Functional Assessment of Cerebral Capillaries using Single Capillary Reporters in Ultrasound Localization Microscopy

TL;DR

This paper introduces SCaRe-ULM, a novel ultrasound technique for non-invasively imaging and analyzing single cerebral capillaries in vivo, providing new insights into microvascular dynamics and potential neurovascular biomarkers.

Contribution

The study develops and validates SCaRe-ULM, a new method combining simulations and in vivo imaging to visualize and quantify single capillary flow and transit times across the brain.

Findings

Unveiled distinct capillary flow behaviors

Achieved unprecedented visualization of single capillaries in vivo

Detected increased transit times under neuroinflammation

Abstract

The brain's microvascular cerebral capillary network plays a vital role in maintaining neuronal health, yet capillary dynamics are still not well understood due to limitations in existing imaging techniques. Here, we present Single Capillary Reporters (SCaRe) for transcranial Ultrasound Localization Microscopy (ULM), a novel approach enabling non-invasive, whole-brain mapping of single capillaries and estimates of their transit-time as a neurovascular biomarker. We accomplish this first through computational Monte Carlo and ultrasound simulations of microbubbles flowing through a fully-connected capillary network. We unveil distinct capillary flow behaviors which informs methodological changes to ULM acquisitions to better capture capillaries in vivo. Subsequently, applying SCaRe-ULM in vivo, we achieve unprecedented visualization of single capillary tracks across brain regions, analysis of layer-specific capillary heterogeneous transit times (CHT), and characterization of whole microbubble trajectories from arterioles to venules. Lastly, we evaluate capillary biomarkers using injected lipopolysaccharide to induce systemic neuroinflammation and track the increase in SCaRe-ULM CHT, demonstrating the capability to detect subtle capillary functional changes. SCaRe-ULM represents a significant advance in studying microvascular dynamics, offering novel avenues for investigating capillary patterns in neurological disorders and potential diagnostic applications.

**WORK INSTRUCTION 1**
List the findings given under the "Findings" heading of the SCaRe-ULM page.
**WORK INSTRUCTION 2**
Duplicate everything in the SCaRe-ULM page from "This paper introduces" down to "across the brain.".

[Dataset excerpts]
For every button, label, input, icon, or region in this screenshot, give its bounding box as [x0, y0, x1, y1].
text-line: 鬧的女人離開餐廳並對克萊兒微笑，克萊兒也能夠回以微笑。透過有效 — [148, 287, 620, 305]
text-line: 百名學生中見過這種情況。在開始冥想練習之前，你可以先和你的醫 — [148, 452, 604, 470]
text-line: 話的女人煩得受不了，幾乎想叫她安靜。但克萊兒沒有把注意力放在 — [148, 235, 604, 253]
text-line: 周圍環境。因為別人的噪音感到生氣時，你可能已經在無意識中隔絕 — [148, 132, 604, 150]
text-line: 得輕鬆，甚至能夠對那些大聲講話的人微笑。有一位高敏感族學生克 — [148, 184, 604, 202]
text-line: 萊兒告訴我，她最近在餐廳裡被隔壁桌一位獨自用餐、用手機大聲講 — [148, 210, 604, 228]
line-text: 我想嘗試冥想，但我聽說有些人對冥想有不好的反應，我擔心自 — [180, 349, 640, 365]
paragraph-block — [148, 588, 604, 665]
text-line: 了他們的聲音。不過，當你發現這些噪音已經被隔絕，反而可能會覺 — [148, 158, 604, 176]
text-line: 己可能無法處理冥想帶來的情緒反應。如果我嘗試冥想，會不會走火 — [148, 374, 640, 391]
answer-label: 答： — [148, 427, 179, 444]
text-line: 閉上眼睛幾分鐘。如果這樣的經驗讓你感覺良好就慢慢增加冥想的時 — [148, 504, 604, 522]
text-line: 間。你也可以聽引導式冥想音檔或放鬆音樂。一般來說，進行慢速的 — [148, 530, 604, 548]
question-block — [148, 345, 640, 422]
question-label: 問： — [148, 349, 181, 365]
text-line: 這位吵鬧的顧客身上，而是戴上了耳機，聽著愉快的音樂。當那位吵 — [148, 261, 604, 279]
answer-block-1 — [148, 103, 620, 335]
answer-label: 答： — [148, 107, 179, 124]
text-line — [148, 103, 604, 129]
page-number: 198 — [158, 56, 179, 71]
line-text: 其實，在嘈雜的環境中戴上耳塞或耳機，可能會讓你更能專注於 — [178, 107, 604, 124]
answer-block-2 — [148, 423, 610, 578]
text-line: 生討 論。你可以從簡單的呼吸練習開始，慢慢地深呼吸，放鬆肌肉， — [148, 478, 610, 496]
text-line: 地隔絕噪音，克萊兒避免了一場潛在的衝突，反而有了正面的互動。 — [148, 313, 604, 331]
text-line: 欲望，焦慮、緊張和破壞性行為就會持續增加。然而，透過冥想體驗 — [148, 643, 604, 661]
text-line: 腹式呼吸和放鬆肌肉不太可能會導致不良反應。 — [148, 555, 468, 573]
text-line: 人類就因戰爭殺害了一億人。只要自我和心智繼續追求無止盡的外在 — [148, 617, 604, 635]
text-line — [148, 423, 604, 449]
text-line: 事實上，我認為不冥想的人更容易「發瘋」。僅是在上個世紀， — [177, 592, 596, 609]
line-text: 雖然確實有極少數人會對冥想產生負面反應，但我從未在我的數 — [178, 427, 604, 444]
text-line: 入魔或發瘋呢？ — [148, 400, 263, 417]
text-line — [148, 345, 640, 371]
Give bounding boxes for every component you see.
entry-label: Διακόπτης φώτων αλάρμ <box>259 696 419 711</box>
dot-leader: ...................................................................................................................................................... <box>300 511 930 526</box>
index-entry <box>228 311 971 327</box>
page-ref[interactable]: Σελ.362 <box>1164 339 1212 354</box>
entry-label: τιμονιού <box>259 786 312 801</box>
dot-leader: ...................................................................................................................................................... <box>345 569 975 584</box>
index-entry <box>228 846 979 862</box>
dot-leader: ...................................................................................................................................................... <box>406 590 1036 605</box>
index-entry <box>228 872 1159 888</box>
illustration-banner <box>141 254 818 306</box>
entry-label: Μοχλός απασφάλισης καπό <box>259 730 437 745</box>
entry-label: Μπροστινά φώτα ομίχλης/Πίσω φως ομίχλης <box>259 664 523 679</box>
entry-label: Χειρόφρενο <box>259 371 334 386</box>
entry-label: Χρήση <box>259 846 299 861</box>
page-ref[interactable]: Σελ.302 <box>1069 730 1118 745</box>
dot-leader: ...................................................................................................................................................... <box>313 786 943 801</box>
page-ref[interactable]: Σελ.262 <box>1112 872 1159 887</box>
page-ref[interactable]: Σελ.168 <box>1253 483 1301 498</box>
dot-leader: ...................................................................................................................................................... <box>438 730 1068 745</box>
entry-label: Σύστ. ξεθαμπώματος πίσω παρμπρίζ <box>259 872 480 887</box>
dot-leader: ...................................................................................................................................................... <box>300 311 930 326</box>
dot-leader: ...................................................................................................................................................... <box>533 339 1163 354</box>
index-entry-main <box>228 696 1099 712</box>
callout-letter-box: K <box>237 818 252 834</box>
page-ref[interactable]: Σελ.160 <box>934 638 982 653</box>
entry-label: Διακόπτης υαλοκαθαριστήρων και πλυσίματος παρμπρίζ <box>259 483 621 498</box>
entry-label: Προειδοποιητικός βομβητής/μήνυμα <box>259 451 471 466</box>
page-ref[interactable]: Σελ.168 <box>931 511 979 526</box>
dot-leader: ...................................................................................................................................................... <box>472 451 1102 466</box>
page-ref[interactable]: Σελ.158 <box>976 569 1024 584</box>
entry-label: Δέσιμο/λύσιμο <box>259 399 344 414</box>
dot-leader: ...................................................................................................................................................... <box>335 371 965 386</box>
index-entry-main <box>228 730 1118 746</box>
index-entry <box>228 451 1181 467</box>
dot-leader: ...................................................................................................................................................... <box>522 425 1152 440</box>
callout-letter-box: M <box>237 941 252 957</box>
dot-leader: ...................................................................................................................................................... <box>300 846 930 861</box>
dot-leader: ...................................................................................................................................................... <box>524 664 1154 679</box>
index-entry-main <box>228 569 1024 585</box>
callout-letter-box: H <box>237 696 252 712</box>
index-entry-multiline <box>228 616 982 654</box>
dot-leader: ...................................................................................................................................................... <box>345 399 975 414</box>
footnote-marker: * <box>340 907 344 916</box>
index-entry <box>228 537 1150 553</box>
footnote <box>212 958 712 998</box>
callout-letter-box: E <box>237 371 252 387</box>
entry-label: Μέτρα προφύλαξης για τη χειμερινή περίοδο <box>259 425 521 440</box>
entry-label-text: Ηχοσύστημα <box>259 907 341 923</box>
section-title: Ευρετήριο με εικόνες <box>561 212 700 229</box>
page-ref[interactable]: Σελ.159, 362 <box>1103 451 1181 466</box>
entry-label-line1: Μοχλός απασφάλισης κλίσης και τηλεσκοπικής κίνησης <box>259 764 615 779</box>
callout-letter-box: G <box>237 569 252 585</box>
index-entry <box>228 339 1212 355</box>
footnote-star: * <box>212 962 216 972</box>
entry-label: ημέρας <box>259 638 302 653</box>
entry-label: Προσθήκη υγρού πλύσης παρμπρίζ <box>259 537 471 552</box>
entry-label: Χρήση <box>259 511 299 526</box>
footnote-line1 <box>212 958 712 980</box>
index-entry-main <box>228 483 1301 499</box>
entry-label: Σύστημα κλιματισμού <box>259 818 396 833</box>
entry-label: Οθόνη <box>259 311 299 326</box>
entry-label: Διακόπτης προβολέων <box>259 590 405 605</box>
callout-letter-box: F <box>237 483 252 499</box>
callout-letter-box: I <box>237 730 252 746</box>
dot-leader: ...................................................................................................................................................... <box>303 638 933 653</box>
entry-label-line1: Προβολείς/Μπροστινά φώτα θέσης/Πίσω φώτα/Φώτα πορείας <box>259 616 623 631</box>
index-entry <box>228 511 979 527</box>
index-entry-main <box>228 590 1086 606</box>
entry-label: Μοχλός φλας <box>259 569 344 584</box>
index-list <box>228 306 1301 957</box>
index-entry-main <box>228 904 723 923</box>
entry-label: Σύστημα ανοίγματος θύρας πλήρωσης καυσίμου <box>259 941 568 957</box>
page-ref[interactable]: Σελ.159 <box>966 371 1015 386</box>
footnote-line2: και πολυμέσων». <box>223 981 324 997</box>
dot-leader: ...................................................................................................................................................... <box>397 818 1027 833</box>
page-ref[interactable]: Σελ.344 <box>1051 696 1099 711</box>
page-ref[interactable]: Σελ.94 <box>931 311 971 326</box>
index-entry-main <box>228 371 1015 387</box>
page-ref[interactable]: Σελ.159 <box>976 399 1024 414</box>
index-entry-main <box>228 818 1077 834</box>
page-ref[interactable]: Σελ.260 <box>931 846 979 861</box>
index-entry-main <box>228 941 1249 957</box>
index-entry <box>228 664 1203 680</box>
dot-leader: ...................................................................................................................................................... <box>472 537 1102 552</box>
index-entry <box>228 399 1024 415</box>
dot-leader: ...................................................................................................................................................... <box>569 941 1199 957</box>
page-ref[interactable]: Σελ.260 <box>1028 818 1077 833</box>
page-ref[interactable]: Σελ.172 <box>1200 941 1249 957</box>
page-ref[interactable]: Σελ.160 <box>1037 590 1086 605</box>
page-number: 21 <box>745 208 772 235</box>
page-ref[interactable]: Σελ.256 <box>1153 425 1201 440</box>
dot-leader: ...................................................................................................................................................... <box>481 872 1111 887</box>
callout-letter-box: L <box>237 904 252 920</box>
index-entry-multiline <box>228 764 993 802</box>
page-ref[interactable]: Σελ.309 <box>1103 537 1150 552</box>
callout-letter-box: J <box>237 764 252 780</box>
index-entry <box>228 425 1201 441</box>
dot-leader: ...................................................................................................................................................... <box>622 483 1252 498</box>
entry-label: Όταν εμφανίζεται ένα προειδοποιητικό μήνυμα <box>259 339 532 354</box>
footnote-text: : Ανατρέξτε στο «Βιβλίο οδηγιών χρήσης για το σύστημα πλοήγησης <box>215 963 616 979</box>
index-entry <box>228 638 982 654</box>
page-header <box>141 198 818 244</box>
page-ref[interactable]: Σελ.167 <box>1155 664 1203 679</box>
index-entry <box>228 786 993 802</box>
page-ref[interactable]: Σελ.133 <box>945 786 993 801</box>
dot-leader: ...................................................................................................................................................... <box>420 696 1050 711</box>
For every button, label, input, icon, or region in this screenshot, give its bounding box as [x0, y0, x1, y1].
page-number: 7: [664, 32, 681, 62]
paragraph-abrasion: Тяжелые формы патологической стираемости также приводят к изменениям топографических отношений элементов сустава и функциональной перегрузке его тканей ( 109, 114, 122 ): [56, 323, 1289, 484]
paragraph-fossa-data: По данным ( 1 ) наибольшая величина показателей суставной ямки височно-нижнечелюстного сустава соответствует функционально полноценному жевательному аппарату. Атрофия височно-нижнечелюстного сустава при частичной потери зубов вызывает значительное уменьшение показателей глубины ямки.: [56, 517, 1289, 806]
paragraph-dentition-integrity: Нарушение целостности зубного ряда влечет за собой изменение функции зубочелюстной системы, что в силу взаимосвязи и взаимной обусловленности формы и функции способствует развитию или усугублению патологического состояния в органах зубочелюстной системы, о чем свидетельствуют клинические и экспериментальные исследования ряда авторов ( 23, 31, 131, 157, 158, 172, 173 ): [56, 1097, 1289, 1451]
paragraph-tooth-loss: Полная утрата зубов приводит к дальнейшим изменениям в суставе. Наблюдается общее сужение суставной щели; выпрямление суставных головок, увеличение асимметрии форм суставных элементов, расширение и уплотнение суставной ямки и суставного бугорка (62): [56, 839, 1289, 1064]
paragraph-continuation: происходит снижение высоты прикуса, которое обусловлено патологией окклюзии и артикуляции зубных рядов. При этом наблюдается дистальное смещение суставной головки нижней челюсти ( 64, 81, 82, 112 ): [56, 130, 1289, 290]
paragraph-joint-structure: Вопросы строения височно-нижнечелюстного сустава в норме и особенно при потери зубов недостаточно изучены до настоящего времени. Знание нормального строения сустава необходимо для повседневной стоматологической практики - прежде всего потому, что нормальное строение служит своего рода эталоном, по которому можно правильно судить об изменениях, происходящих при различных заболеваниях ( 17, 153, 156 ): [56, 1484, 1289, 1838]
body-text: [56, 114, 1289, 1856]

**WRITTEN RESPONSE 1**
- Unveiled distinct capillary flow behaviors
- Achieved unprecedented visualization of single capillaries in vivo
- Detected increased transit times under neuroinflammation

**WRITTEN RESPONSE 2**
This paper introduces SCaRe-ULM, a novel ultrasound technique for non-invasively imaging and analyzing single cerebral capillaries in vivo, providing new insights into microvascular dynamics and potential neurovascular biomarkers.

Contribution

The study develops and validates SCaRe-ULM, a new method combining simulations and in vivo imaging to visualize and quantify single capillary flow and transit times across the brain.